[start of Given data]

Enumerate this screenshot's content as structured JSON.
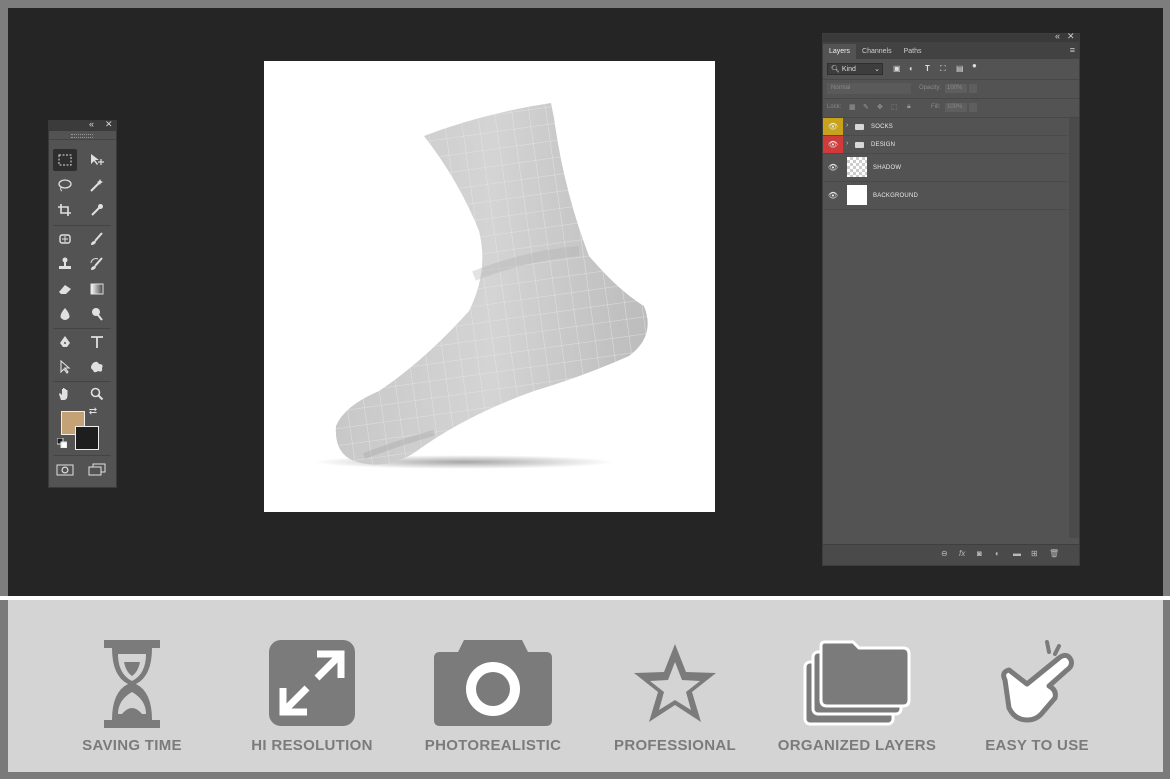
{
  "toolbox": {
    "collapse_icon": "«",
    "close_icon": "✕",
    "foreground_color": "#c4a276",
    "background_color": "#1e1e1e"
  },
  "layers_panel": {
    "tabs": [
      "Layers",
      "Channels",
      "Paths"
    ],
    "filter_kind": "Kind",
    "blend_mode": "Normal",
    "opacity_label": "Opacity:",
    "opacity_value": "100%",
    "lock_label": "Lock:",
    "fill_label": "Fill:",
    "fill_value": "100%",
    "layers": [
      {
        "name": "SOCKS",
        "type": "group",
        "eye_color": "#c9a21b"
      },
      {
        "name": "DESIGN",
        "type": "group",
        "eye_color": "#cf3b3b"
      },
      {
        "name": "SHADOW",
        "type": "layer"
      },
      {
        "name": "BACKGROUND",
        "type": "layer"
      }
    ]
  },
  "features": [
    {
      "label": "SAVING TIME",
      "icon": "hourglass-icon"
    },
    {
      "label": "HI RESOLUTION",
      "icon": "expand-arrows-icon"
    },
    {
      "label": "PHOTOREALISTIC",
      "icon": "camera-icon"
    },
    {
      "label": "PROFESSIONAL",
      "icon": "star-icon"
    },
    {
      "label": "ORGANIZED LAYERS",
      "icon": "folders-icon"
    },
    {
      "label": "EASY TO USE",
      "icon": "tap-hand-icon"
    }
  ]
}
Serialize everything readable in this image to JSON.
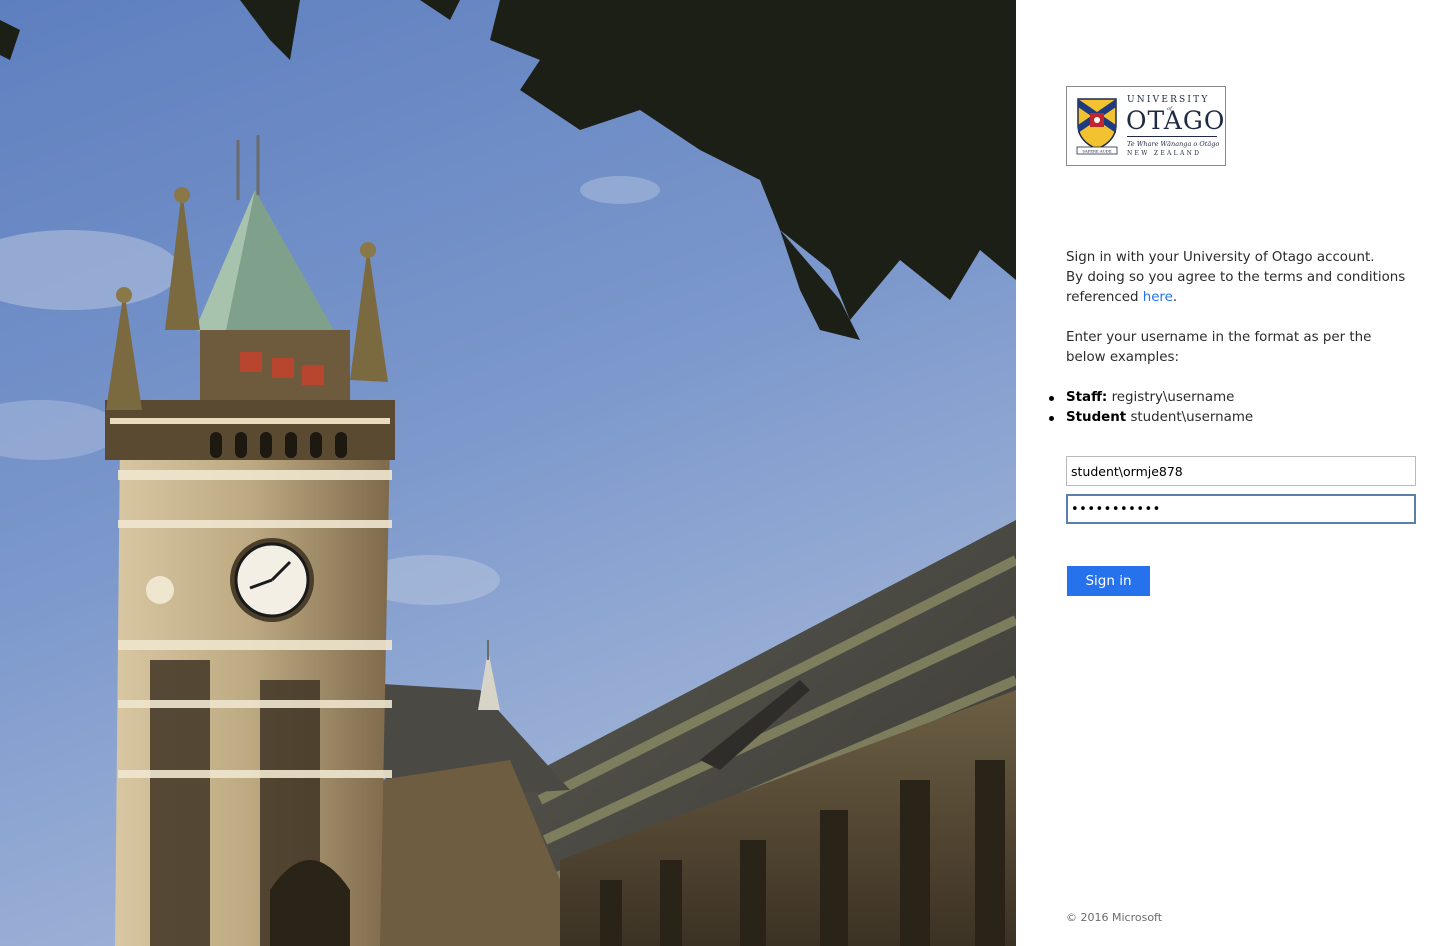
{
  "logo": {
    "university": "UNIVERSITY",
    "of": "of",
    "name": "OTAGO",
    "maori": "Te Whare Wānanga o Otāgo",
    "country": "NEW ZEALAND",
    "motto": "SAPERE AUDE"
  },
  "intro": {
    "line1": "Sign in with your University of Otago account.",
    "line2": "By doing so you agree to the terms and conditions referenced ",
    "link": "here",
    "line2_end": ".",
    "line3": "Enter your username in the format as per the below examples:"
  },
  "examples": [
    {
      "label": "Staff:",
      "value": "registry\\username"
    },
    {
      "label": "Student",
      "value": "student\\username"
    }
  ],
  "username": {
    "value": "student\\ormje878"
  },
  "password": {
    "value": "•••••••••••"
  },
  "signin_label": "Sign in",
  "footer": "© 2016 Microsoft"
}
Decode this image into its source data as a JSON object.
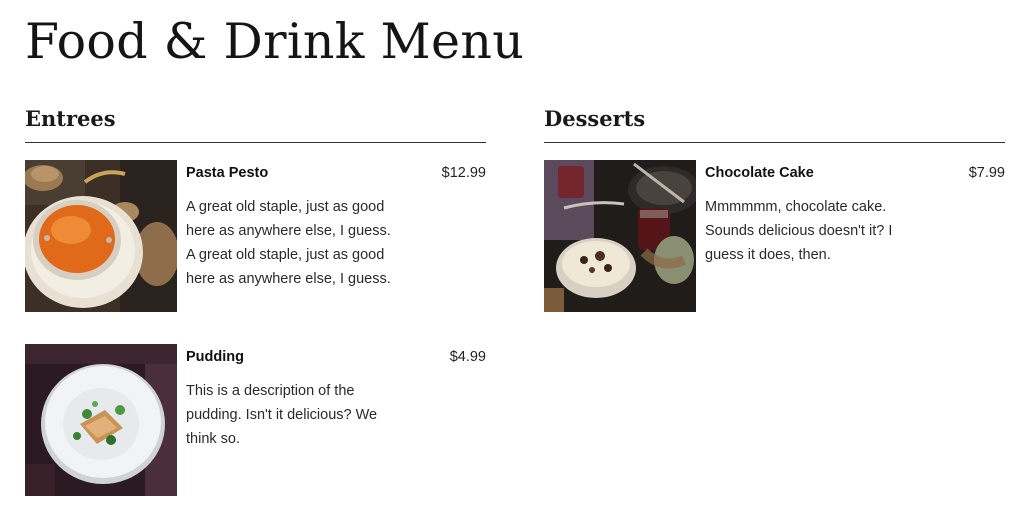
{
  "page": {
    "title": "Food & Drink Menu"
  },
  "sections": [
    {
      "heading": "Entrees",
      "items": [
        {
          "name": "Pasta Pesto",
          "price": "$12.99",
          "description": "A great old staple, just as good here as anywhere else, I guess. A great old staple, just as good here as anywhere else, I guess."
        },
        {
          "name": "Pudding",
          "price": "$4.99",
          "description": "This is a description of the pudding. Isn't it delicious? We think so."
        }
      ]
    },
    {
      "heading": "Desserts",
      "items": [
        {
          "name": "Chocolate Cake",
          "price": "$7.99",
          "description": "Mmmmmm, chocolate cake. Sounds delicious doesn't it? I guess it does, then."
        }
      ]
    }
  ]
}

[end of Given data]

Every entry above needs to be retyped exactly; drop the pictures.

Enumerate this screenshot's content as structured JSON.
{
  "toolbox": {
    "collapse_icon": "«",
    "close_icon": "✕",
    "foreground_color": "#c4a276",
    "background_color": "#1e1e1e"
  },
  "layers_panel": {
    "tabs": [
      "Layers",
      "Channels",
      "Paths"
    ],
    "filter_kind": "Kind",
    "blend_mode": "Normal",
    "opacity_label": "Opacity:",
    "opacity_value": "100%",
    "lock_label": "Lock:",
    "fill_label": "Fill:",
    "fill_value": "100%",
    "layers": [
      {
        "name": "SOCKS",
        "type": "group",
        "eye_color": "#c9a21b"
      },
      {
        "name": "DESIGN",
        "type": "group",
        "eye_color": "#cf3b3b"
      },
      {
        "name": "SHADOW",
        "type": "layer"
      },
      {
        "name": "BACKGROUND",
        "type": "layer"
      }
    ]
  },
  "features": [
    {
      "label": "SAVING TIME",
      "icon": "hourglass-icon"
    },
    {
      "label": "HI RESOLUTION",
      "icon": "expand-arrows-icon"
    },
    {
      "label": "PHOTOREALISTIC",
      "icon": "camera-icon"
    },
    {
      "label": "PROFESSIONAL",
      "icon": "star-icon"
    },
    {
      "label": "ORGANIZED LAYERS",
      "icon": "folders-icon"
    },
    {
      "label": "EASY TO USE",
      "icon": "tap-hand-icon"
    }
  ]
}
Serialize everything readable in this image to JSON.
{
  "logo": {
    "university": "UNIVERSITY",
    "of": "of",
    "name": "OTAGO",
    "maori": "Te Whare Wānanga o Otāgo",
    "country": "NEW ZEALAND",
    "motto": "SAPERE AUDE"
  },
  "intro": {
    "line1": "Sign in with your University of Otago account.",
    "line2": "By doing so you agree to the terms and conditions referenced ",
    "link": "here",
    "line2_end": ".",
    "line3": "Enter your username in the format as per the below examples:"
  },
  "examples": [
    {
      "label": "Staff:",
      "value": "registry\\username"
    },
    {
      "label": "Student",
      "value": "student\\username"
    }
  ],
  "username": {
    "value": "student\\ormje878"
  },
  "password": {
    "value": "•••••••••••"
  },
  "signin_label": "Sign in",
  "footer": "© 2016 Microsoft"
}
Decode this image into its source data as a JSON object.
{
  "page": {
    "title": "Food & Drink Menu"
  },
  "sections": [
    {
      "heading": "Entrees",
      "items": [
        {
          "name": "Pasta Pesto",
          "price": "$12.99",
          "description": "A great old staple, just as good here as anywhere else, I guess. A great old staple, just as good here as anywhere else, I guess."
        },
        {
          "name": "Pudding",
          "price": "$4.99",
          "description": "This is a description of the pudding. Isn't it delicious? We think so."
        }
      ]
    },
    {
      "heading": "Desserts",
      "items": [
        {
          "name": "Chocolate Cake",
          "price": "$7.99",
          "description": "Mmmmmm, chocolate cake. Sounds delicious doesn't it? I guess it does, then."
        }
      ]
    }
  ]
}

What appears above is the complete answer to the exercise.